***** Data for this exercise *****

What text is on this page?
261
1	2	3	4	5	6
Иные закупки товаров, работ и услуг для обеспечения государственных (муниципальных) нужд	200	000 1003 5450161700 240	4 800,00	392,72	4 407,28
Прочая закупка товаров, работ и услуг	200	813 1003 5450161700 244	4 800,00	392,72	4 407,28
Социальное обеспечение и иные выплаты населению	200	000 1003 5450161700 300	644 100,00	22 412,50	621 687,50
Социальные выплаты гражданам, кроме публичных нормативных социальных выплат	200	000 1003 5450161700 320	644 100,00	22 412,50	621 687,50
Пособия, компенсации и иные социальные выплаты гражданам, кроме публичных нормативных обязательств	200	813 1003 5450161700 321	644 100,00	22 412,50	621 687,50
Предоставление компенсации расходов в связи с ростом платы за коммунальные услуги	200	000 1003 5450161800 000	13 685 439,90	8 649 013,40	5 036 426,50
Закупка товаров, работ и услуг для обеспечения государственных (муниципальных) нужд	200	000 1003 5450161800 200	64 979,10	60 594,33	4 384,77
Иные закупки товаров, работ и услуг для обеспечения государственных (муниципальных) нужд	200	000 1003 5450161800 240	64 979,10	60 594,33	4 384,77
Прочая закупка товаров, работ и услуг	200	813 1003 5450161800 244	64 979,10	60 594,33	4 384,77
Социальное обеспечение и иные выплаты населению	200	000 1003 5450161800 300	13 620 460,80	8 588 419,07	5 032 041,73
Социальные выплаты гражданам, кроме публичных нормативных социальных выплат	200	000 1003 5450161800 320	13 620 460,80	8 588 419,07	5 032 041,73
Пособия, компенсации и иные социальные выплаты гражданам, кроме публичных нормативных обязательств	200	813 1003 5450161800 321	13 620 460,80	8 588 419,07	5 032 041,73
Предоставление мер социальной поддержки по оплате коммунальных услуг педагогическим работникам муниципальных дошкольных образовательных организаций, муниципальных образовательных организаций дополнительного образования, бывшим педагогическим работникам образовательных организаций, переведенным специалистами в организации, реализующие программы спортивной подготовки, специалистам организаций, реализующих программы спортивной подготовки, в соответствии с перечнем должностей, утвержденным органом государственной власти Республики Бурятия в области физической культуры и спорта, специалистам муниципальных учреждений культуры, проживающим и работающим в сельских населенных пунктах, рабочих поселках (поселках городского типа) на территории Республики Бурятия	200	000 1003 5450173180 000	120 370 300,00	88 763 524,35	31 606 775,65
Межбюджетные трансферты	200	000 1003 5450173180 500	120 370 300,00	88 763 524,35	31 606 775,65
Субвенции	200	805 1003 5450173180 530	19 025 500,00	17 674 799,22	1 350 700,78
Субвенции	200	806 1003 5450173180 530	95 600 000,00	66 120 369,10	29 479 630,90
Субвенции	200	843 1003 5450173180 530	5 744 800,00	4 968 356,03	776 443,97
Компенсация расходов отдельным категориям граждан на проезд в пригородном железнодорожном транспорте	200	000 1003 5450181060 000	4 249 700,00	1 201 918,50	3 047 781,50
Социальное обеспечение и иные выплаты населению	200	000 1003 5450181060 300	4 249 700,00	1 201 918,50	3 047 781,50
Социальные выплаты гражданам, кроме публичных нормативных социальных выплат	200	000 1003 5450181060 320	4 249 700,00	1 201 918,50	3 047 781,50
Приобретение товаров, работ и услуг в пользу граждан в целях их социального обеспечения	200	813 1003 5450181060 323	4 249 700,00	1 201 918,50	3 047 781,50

*****

● **Exercise task**
Repeat all of the records above exactly as written.

● **Worked solution**
What text is on this page?
261
1	2	3	4	5	6
Иные закупки товаров, работ и услуг для обеспечения государственных (муниципальных) нужд	200	000 1003 5450161700 240	4 800,00	392,72	4 407,28
Прочая закупка товаров, работ и услуг	200	813 1003 5450161700 244	4 800,00	392,72	4 407,28
Социальное обеспечение и иные выплаты населению	200	000 1003 5450161700 300	644 100,00	22 412,50	621 687,50
Социальные выплаты гражданам, кроме публичных нормативных социальных выплат	200	000 1003 5450161700 320	644 100,00	22 412,50	621 687,50
Пособия, компенсации и иные социальные выплаты гражданам, кроме публичных нормативных обязательств	200	813 1003 5450161700 321	644 100,00	22 412,50	621 687,50
Предоставление компенсации расходов в связи с ростом платы за коммунальные услуги	200	000 1003 5450161800 000	13 685 439,90	8 649 013,40	5 036 426,50
Закупка товаров, работ и услуг для обеспечения государственных (муниципальных) нужд	200	000 1003 5450161800 200	64 979,10	60 594,33	4 384,77
Иные закупки товаров, работ и услуг для обеспечения государственных (муниципальных) нужд	200	000 1003 5450161800 240	64 979,10	60 594,33	4 384,77
Прочая закупка товаров, работ и услуг	200	813 1003 5450161800 244	64 979,10	60 594,33	4 384,77
Социальное обеспечение и иные выплаты населению	200	000 1003 5450161800 300	13 620 460,80	8 588 419,07	5 032 041,73
Социальные выплаты гражданам, кроме публичных нормативных социальных выплат	200	000 1003 5450161800 320	13 620 460,80	8 588 419,07	5 032 041,73
Пособия, компенсации и иные социальные выплаты гражданам, кроме публичных нормативных обязательств	200	813 1003 5450161800 321	13 620 460,80	8 588 419,07	5 032 041,73
Предоставление мер социальной поддержки по оплате коммунальных услуг педагогическим работникам муниципальных дошкольных образовательных организаций, муниципальных образовательных организаций дополнительного образования, бывшим педагогическим работникам образовательных организаций, переведенным специалистами в организации, реализующие программы спортивной подготовки, специалистам организаций, реализующих программы спортивной подготовки, в соответствии с перечнем должностей, утвержденным органом государственной власти Республики Бурятия в области физической культуры и спорта, специалистам муниципальных учреждений культуры, проживающим и работающим в сельских населенных пунктах, рабочих поселках (поселках городского типа) на территории Республики Бурятия	200	000 1003 5450173180 000	120 370 300,00	88 763 524,35	31 606 775,65
Межбюджетные трансферты	200	000 1003 5450173180 500	120 370 300,00	88 763 524,35	31 606 775,65
Субвенции	200	805 1003 5450173180 530	19 025 500,00	17 674 799,22	1 350 700,78
Субвенции	200	806 1003 5450173180 530	95 600 000,00	66 120 369,10	29 479 630,90
Субвенции	200	843 1003 5450173180 530	5 744 800,00	4 968 356,03	776 443,97
Компенсация расходов отдельным категориям граждан на проезд в пригородном железнодорожном транспорте	200	000 1003 5450181060 000	4 249 700,00	1 201 918,50	3 047 781,50
Социальное обеспечение и иные выплаты населению	200	000 1003 5450181060 300	4 249 700,00	1 201 918,50	3 047 781,50
Социальные выплаты гражданам, кроме публичных нормативных социальных выплат	200	000 1003 5450181060 320	4 249 700,00	1 201 918,50	3 047 781,50
Приобретение товаров, работ и услуг в пользу граждан в целях их социального обеспечения	200	813 1003 5450181060 323	4 249 700,00	1 201 918,50	3 047 781,50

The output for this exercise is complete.